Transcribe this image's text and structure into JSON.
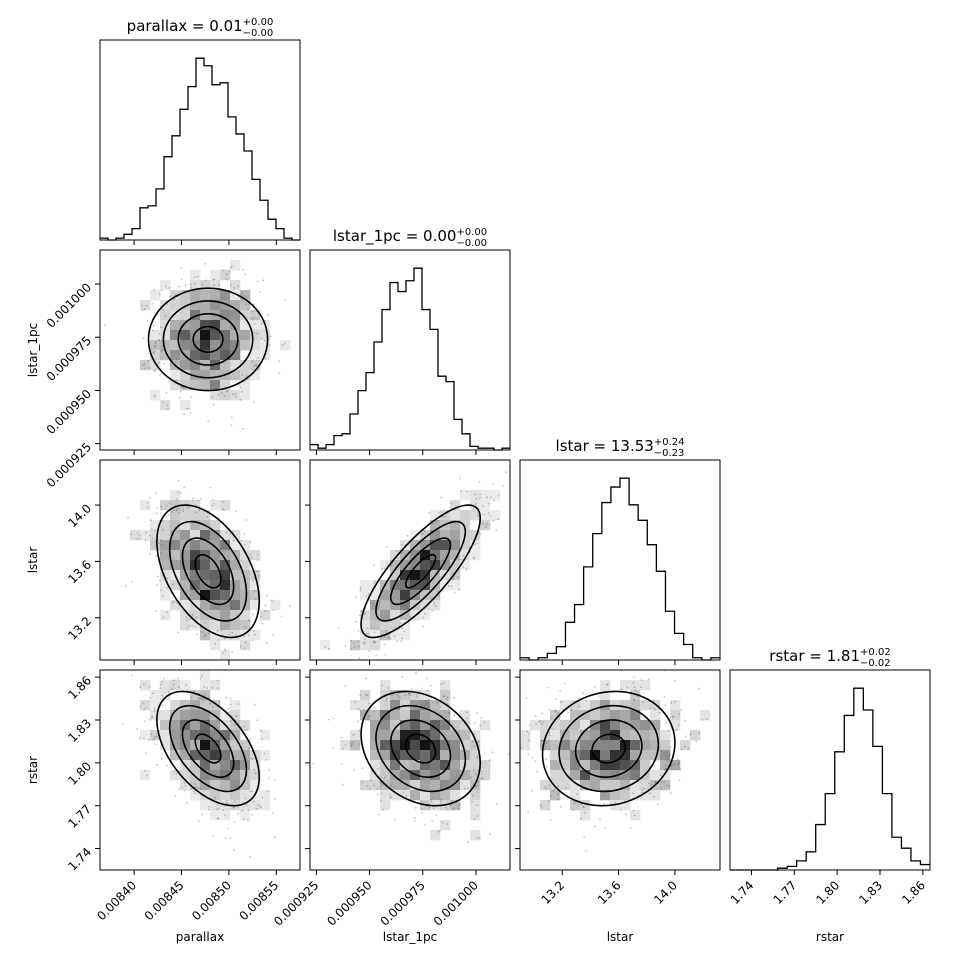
{
  "chart_data": {
    "type": "corner",
    "parameters": [
      {
        "key": "parallax",
        "label": "parallax",
        "title_prefix": "parallax = ",
        "median": "0.01",
        "upper": "+0.00",
        "lower": "−0.00",
        "center": 0.008478,
        "sigma": 2.7e-05,
        "range": [
          0.008364,
          0.008575
        ],
        "ticks": [
          {
            "value": 0.0084,
            "label": "0.00840"
          },
          {
            "value": 0.00845,
            "label": "0.00845"
          },
          {
            "value": 0.0085,
            "label": "0.00850"
          },
          {
            "value": 0.00855,
            "label": "0.00855"
          }
        ]
      },
      {
        "key": "lstar_1pc",
        "label": "lstar_1pc",
        "title_prefix": "lstar_1pc = ",
        "median": "0.00",
        "upper": "+0.00",
        "lower": "−0.00",
        "center": 0.000974,
        "sigma": 1.4e-05,
        "range": [
          0.000922,
          0.001016
        ],
        "ticks": [
          {
            "value": 0.000925,
            "label": "0.000925"
          },
          {
            "value": 0.00095,
            "label": "0.000950"
          },
          {
            "value": 0.000975,
            "label": "0.000975"
          },
          {
            "value": 0.001,
            "label": "0.001000"
          }
        ]
      },
      {
        "key": "lstar",
        "label": "lstar",
        "title_prefix": "lstar = ",
        "median": "13.53",
        "upper": "+0.24",
        "lower": "−0.23",
        "center": 13.53,
        "sigma": 0.235,
        "range": [
          12.9,
          14.32
        ],
        "ticks": [
          {
            "value": 13.2,
            "label": "13.2"
          },
          {
            "value": 13.6,
            "label": "13.6"
          },
          {
            "value": 14.0,
            "label": "14.0"
          }
        ]
      },
      {
        "key": "rstar",
        "label": "rstar",
        "title_prefix": "rstar = ",
        "median": "1.81",
        "upper": "+0.02",
        "lower": "−0.02",
        "center": 1.81,
        "sigma": 0.02,
        "range": [
          1.725,
          1.865
        ],
        "ticks": [
          {
            "value": 1.74,
            "label": "1.74"
          },
          {
            "value": 1.77,
            "label": "1.77"
          },
          {
            "value": 1.8,
            "label": "1.80"
          },
          {
            "value": 1.83,
            "label": "1.83"
          },
          {
            "value": 1.86,
            "label": "1.86"
          }
        ]
      }
    ],
    "correlations": [
      [
        1,
        0,
        -0.45,
        -0.5
      ],
      [
        0,
        1,
        0.8,
        -0.25
      ],
      [
        -0.45,
        0.8,
        1,
        0.1
      ],
      [
        -0.5,
        -0.25,
        0.1,
        1
      ]
    ],
    "histograms": [
      [
        1,
        0,
        1,
        3,
        6,
        17,
        18,
        27,
        44,
        55,
        69,
        81,
        96,
        92,
        82,
        83,
        65,
        56,
        47,
        32,
        21,
        11,
        6,
        1,
        0
      ],
      [
        3,
        1,
        3,
        8,
        9,
        20,
        33,
        43,
        60,
        78,
        93,
        88,
        94,
        101,
        78,
        67,
        41,
        38,
        17,
        9,
        2,
        1,
        1,
        0,
        1
      ],
      [
        1,
        0,
        1,
        3,
        6,
        17,
        25,
        42,
        57,
        71,
        78,
        82,
        70,
        63,
        52,
        40,
        22,
        12,
        7,
        1,
        0,
        1
      ],
      [
        0,
        0,
        0,
        0,
        0,
        1,
        2,
        5,
        10,
        25,
        42,
        65,
        85,
        100,
        88,
        68,
        42,
        18,
        12,
        5,
        3
      ]
    ],
    "samples_per_panel": 900,
    "grid": false,
    "legend": "none"
  }
}
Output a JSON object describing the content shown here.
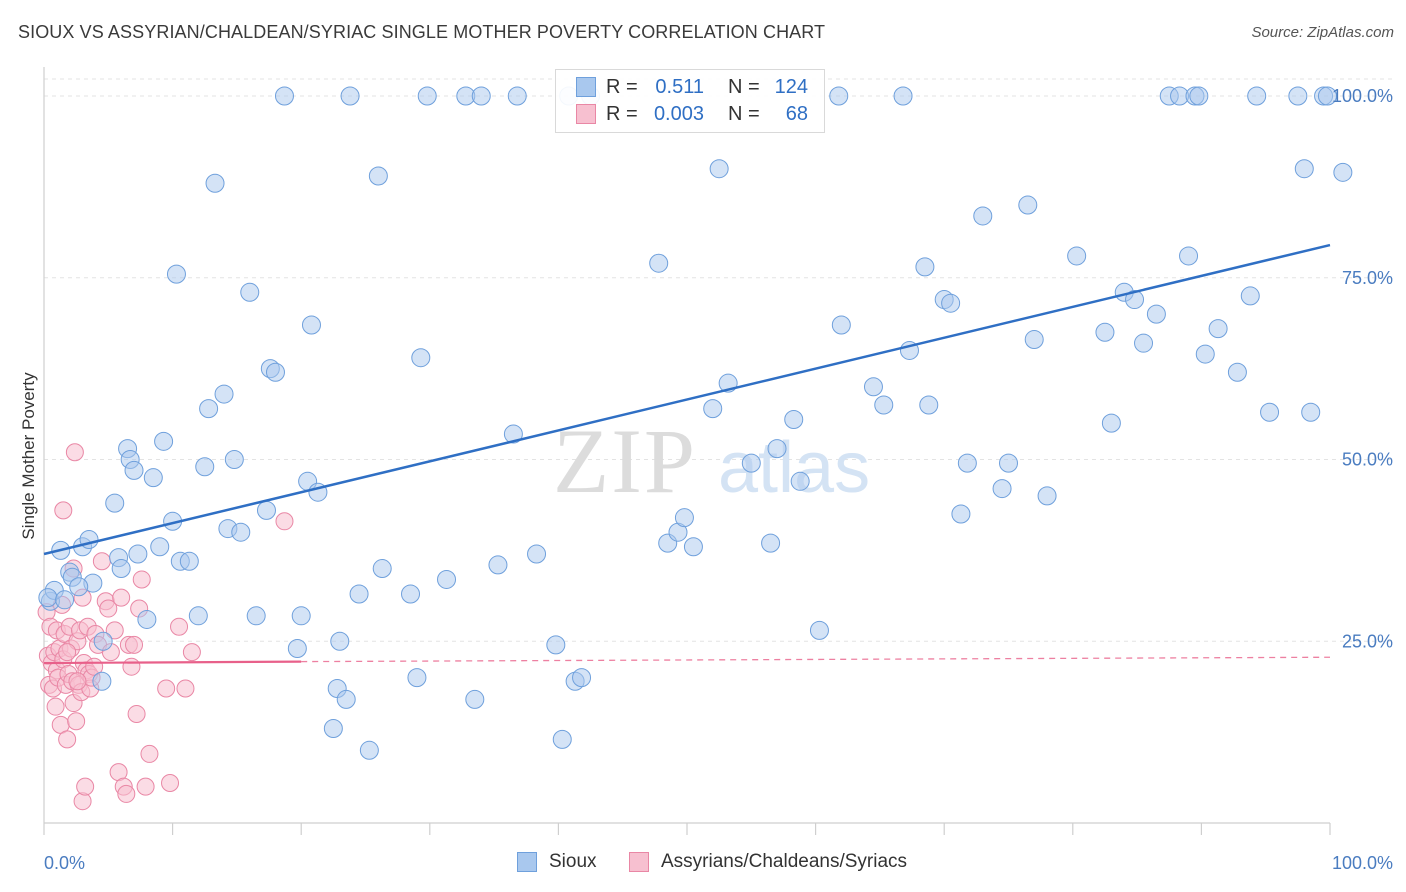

- TASK GOAL: Report back each line of the entries that holds the string "JSON".

- ANSWER TO THE EXERCISE:
Transcribe this image's text and structure into JSON.
Output a JSON object describing the content shown here.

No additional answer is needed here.